◆ **Short task**
Reproduce the listing word for word, leaving every picture behind.

Dataset records
□ □ □ □
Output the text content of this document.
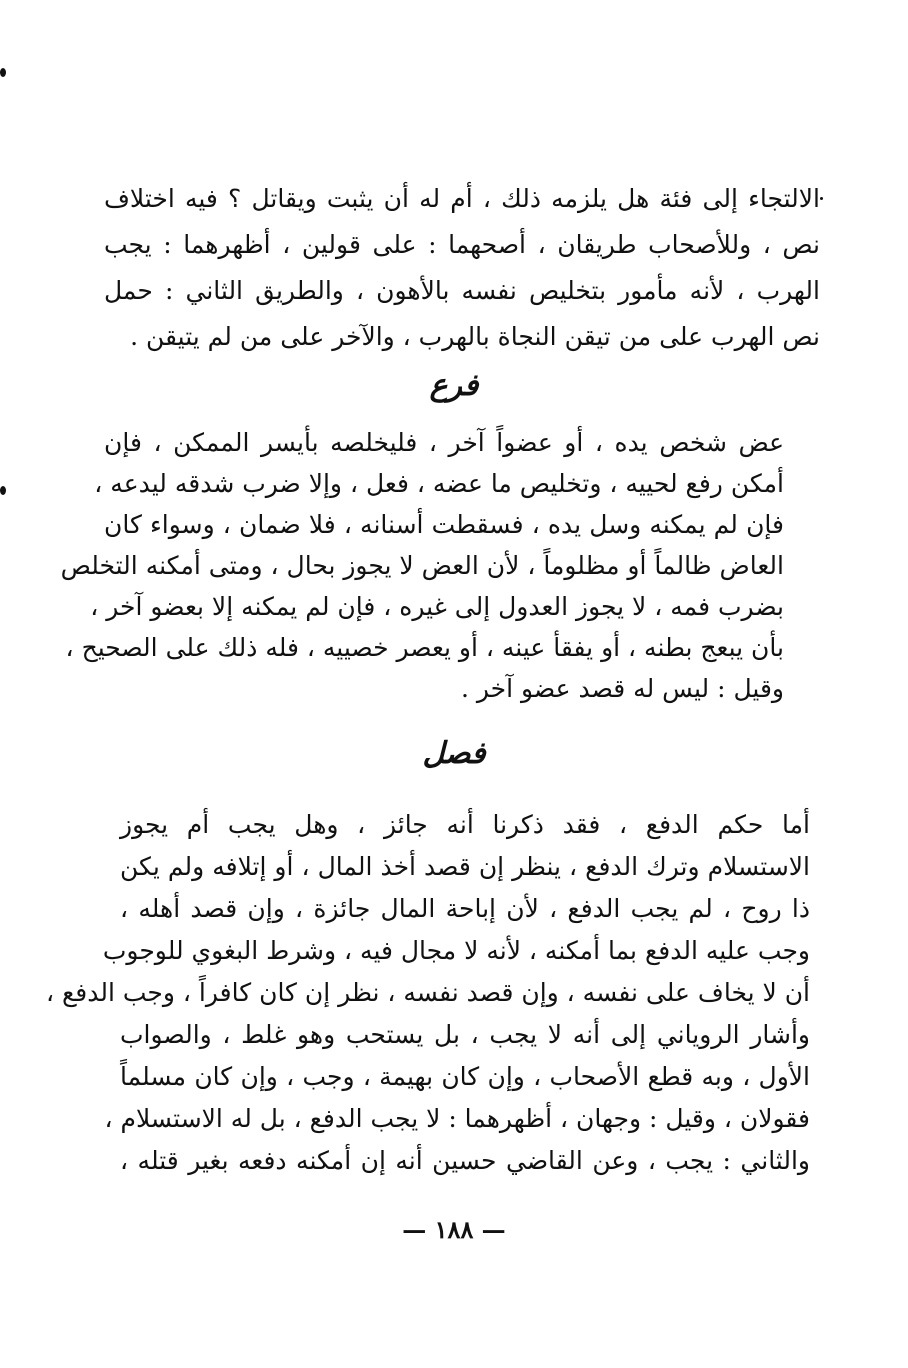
الالتجاء إلى فئة هل يلزمه ذلك ، أم له أن يثبت ويقاتل ؟ فيه اختلاف
نص ، وللأصحاب طريقان ، أصحهما : على قولين ، أظهرهما : يجب
الهرب ، لأنه مأمور بتخليص نفسه بالأهون ، والطريق الثاني : حمل
نص الهرب على من تيقن النجاة بالهرب ، والآخر على من لم يتيقن .
فرع
عض شخص يده ، أو عضواً آخر ، فليخلصه بأيسر الممكن ، فإن
أمكن رفع لحييه ، وتخليص ما عضه ، فعل ، وإلا ضرب شدقه ليدعه ،
فإن لم يمكنه وسل يده ، فسقطت أسنانه ، فلا ضمان ، وسواء كان
العاض ظالماً أو مظلوماً ، لأن العض لا يجوز بحال ، ومتى أمكنه التخلص
بضرب فمه ، لا يجوز العدول إلى غيره ، فإن لم يمكنه إلا بعضو آخر ،
بأن يبعج بطنه ، أو يفقأ عينه ، أو يعصر خصييه ، فله ذلك على الصحيح ،
وقيل : ليس له قصد عضو آخر .
فصل
أما حكم الدفع ، فقد ذكرنا أنه جائز ، وهل يجب أم يجوز
الاستسلام وترك الدفع ، ينظر إن قصد أخذ المال ، أو إتلافه ولم يكن
ذا روح ، لم يجب الدفع ، لأن إباحة المال جائزة ، وإن قصد أهله ،
وجب عليه الدفع بما أمكنه ، لأنه لا مجال فيه ، وشرط البغوي للوجوب
أن لا يخاف على نفسه ، وإن قصد نفسه ، نظر إن كان كافراً ، وجب الدفع ،
وأشار الروياني إلى أنه لا يجب ، بل يستحب وهو غلط ، والصواب
الأول ، وبه قطع الأصحاب ، وإن كان بهيمة ، وجب ، وإن كان مسلماً
فقولان ، وقيل : وجهان ، أظهرهما : لا يجب الدفع ، بل له الاستسلام ،
والثاني : يجب ، وعن القاضي حسين أنه إن أمكنه دفعه بغير قتله ،
— ١٨٨ —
□ □ □ □
◆ **Result**
Output the text content of this document.
الالتجاء إلى فئة هل يلزمه ذلك ، أم له أن يثبت ويقاتل ؟ فيه اختلاف
نص ، وللأصحاب طريقان ، أصحهما : على قولين ، أظهرهما : يجب
الهرب ، لأنه مأمور بتخليص نفسه بالأهون ، والطريق الثاني : حمل
نص الهرب على من تيقن النجاة بالهرب ، والآخر على من لم يتيقن .
فرع
عض شخص يده ، أو عضواً آخر ، فليخلصه بأيسر الممكن ، فإن
أمكن رفع لحييه ، وتخليص ما عضه ، فعل ، وإلا ضرب شدقه ليدعه ،
فإن لم يمكنه وسل يده ، فسقطت أسنانه ، فلا ضمان ، وسواء كان
العاض ظالماً أو مظلوماً ، لأن العض لا يجوز بحال ، ومتى أمكنه التخلص
بضرب فمه ، لا يجوز العدول إلى غيره ، فإن لم يمكنه إلا بعضو آخر ،
بأن يبعج بطنه ، أو يفقأ عينه ، أو يعصر خصييه ، فله ذلك على الصحيح ،
وقيل : ليس له قصد عضو آخر .
فصل
أما حكم الدفع ، فقد ذكرنا أنه جائز ، وهل يجب أم يجوز
الاستسلام وترك الدفع ، ينظر إن قصد أخذ المال ، أو إتلافه ولم يكن
ذا روح ، لم يجب الدفع ، لأن إباحة المال جائزة ، وإن قصد أهله ،
وجب عليه الدفع بما أمكنه ، لأنه لا مجال فيه ، وشرط البغوي للوجوب
أن لا يخاف على نفسه ، وإن قصد نفسه ، نظر إن كان كافراً ، وجب الدفع ،
وأشار الروياني إلى أنه لا يجب ، بل يستحب وهو غلط ، والصواب
الأول ، وبه قطع الأصحاب ، وإن كان بهيمة ، وجب ، وإن كان مسلماً
فقولان ، وقيل : وجهان ، أظهرهما : لا يجب الدفع ، بل له الاستسلام ،
والثاني : يجب ، وعن القاضي حسين أنه إن أمكنه دفعه بغير قتله ،
— ١٨٨ —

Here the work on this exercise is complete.